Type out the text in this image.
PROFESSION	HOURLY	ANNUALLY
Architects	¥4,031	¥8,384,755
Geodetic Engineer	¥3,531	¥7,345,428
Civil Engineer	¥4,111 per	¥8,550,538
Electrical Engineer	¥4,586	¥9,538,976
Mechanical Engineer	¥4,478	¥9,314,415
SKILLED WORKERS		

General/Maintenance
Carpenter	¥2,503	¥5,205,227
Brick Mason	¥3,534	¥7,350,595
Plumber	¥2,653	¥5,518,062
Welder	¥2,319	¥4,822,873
────
### Problem to solve
Nothing should be left out: repeat all of the data exactly.

### Response to this exercise
Type out the text in this image.
PROFESSION	HOURLY	ANNUALLY
Architects	¥4,031	¥8,384,755
Geodetic Engineer	¥3,531	¥7,345,428
Civil Engineer	¥4,111 per	¥8,550,538
Electrical Engineer	¥4,586	¥9,538,976
Mechanical Engineer	¥4,478	¥9,314,415
SKILLED WORKERS		

General/Maintenance
Carpenter	¥2,503	¥5,205,227
Brick Mason	¥3,534	¥7,350,595
Plumber	¥2,653	¥5,518,062
Welder	¥2,319	¥4,822,873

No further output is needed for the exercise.